**Written request**
Images excluded, repeat each entry below exactly.

**Dataset content**

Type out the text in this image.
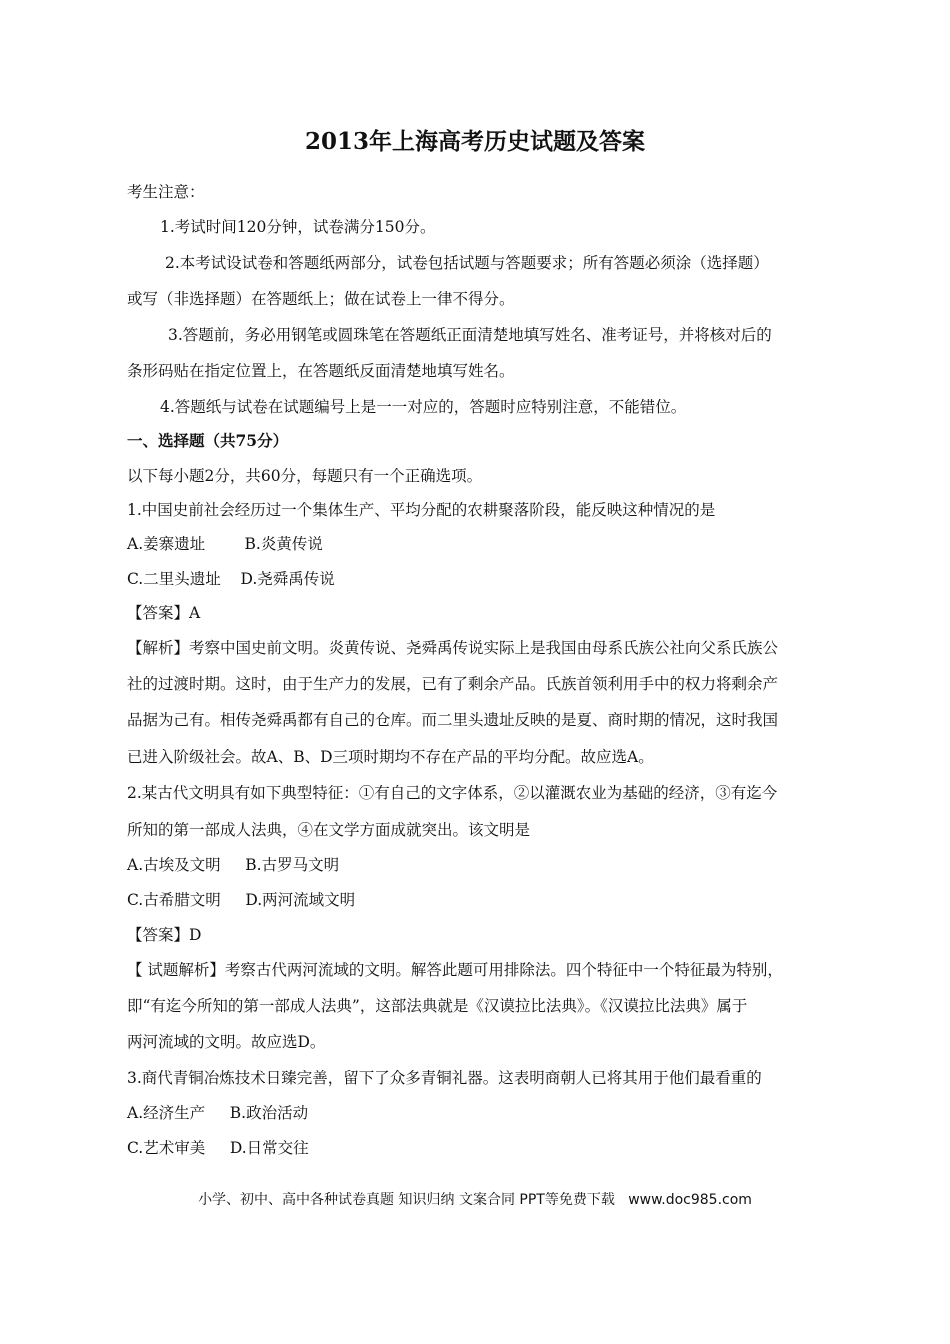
2013年上海高考历史试题及答案
考生注意：
1.考试时间120分钟，试卷满分150分。
2.本考试设试卷和答题纸两部分，试卷包括试题与答题要求；所有答题必须涂（选择题）
或写（非选择题）在答题纸上；做在试卷上一律不得分。
3.答题前，务必用钢笔或圆珠笔在答题纸正面清楚地填写姓名、准考证号，并将核对后的
条形码贴在指定位置上，在答题纸反面清楚地填写姓名。
4.答题纸与试卷在试题编号上是一一对应的，答题时应特别注意，不能错位。
一、选择题（共75分）
以下每小题2分，共60分，每题只有一个正确选项。
1.中国史前社会经历过一个集体生产、平均分配的农耕聚落阶段，能反映这种情况的是
A.姜寨遗址        B.炎黄传说
C.二里头遗址    D.尧舜禹传说
【答案】A
【解析】考察中国史前文明。炎黄传说、尧舜禹传说实际上是我国由母系氏族公社向父系氏族公
社的过渡时期。这时，由于生产力的发展，已有了剩余产品。氏族首领利用手中的权力将剩余产
品据为己有。相传尧舜禹都有自己的仓库。而二里头遗址反映的是夏、商时期的情况，这时我国
已进入阶级社会。故A、B、D三项时期均不存在产品的平均分配。故应选A。
2.某古代文明具有如下典型特征：①有自己的文字体系，②以灌溉农业为基础的经济，③有迄今
所知的第一部成人法典，④在文学方面成就突出。该文明是
A.古埃及文明     B.古罗马文明
C.古希腊文明     D.两河流域文明
【答案】D
【 试题解析】考察古代两河流域的文明。解答此题可用排除法。四个特征中一个特征最为特别，
即“有迄今所知的第一部成人法典”，这部法典就是《汉谟拉比法典》。《汉谟拉比法典》属于
两河流域的文明。故应选D。
3.商代青铜冶炼技术日臻完善，留下了众多青铜礼器。这表明商朝人已将其用于他们最看重的
A.经济生产     B.政治活动
C.艺术审美     D.日常交往
小学、初中、高中各种试卷真题 知识归纳 文案合同 PPT等免费下载   www.doc985.com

**Written response**
Type out the text in this image.
2013年上海高考历史试题及答案
考生注意：
1.考试时间120分钟，试卷满分150分。
2.本考试设试卷和答题纸两部分，试卷包括试题与答题要求；所有答题必须涂（选择题）
或写（非选择题）在答题纸上；做在试卷上一律不得分。
3.答题前，务必用钢笔或圆珠笔在答题纸正面清楚地填写姓名、准考证号，并将核对后的
条形码贴在指定位置上，在答题纸反面清楚地填写姓名。
4.答题纸与试卷在试题编号上是一一对应的，答题时应特别注意，不能错位。
一、选择题（共75分）
以下每小题2分，共60分，每题只有一个正确选项。
1.中国史前社会经历过一个集体生产、平均分配的农耕聚落阶段，能反映这种情况的是
A.姜寨遗址        B.炎黄传说
C.二里头遗址    D.尧舜禹传说
【答案】A
【解析】考察中国史前文明。炎黄传说、尧舜禹传说实际上是我国由母系氏族公社向父系氏族公
社的过渡时期。这时，由于生产力的发展，已有了剩余产品。氏族首领利用手中的权力将剩余产
品据为己有。相传尧舜禹都有自己的仓库。而二里头遗址反映的是夏、商时期的情况，这时我国
已进入阶级社会。故A、B、D三项时期均不存在产品的平均分配。故应选A。
2.某古代文明具有如下典型特征：①有自己的文字体系，②以灌溉农业为基础的经济，③有迄今
所知的第一部成人法典，④在文学方面成就突出。该文明是
A.古埃及文明     B.古罗马文明
C.古希腊文明     D.两河流域文明
【答案】D
【 试题解析】考察古代两河流域的文明。解答此题可用排除法。四个特征中一个特征最为特别，
即“有迄今所知的第一部成人法典”，这部法典就是《汉谟拉比法典》。《汉谟拉比法典》属于
两河流域的文明。故应选D。
3.商代青铜冶炼技术日臻完善，留下了众多青铜礼器。这表明商朝人已将其用于他们最看重的
A.经济生产     B.政治活动
C.艺术审美     D.日常交往
小学、初中、高中各种试卷真题 知识归纳 文案合同 PPT等免费下载   www.doc985.com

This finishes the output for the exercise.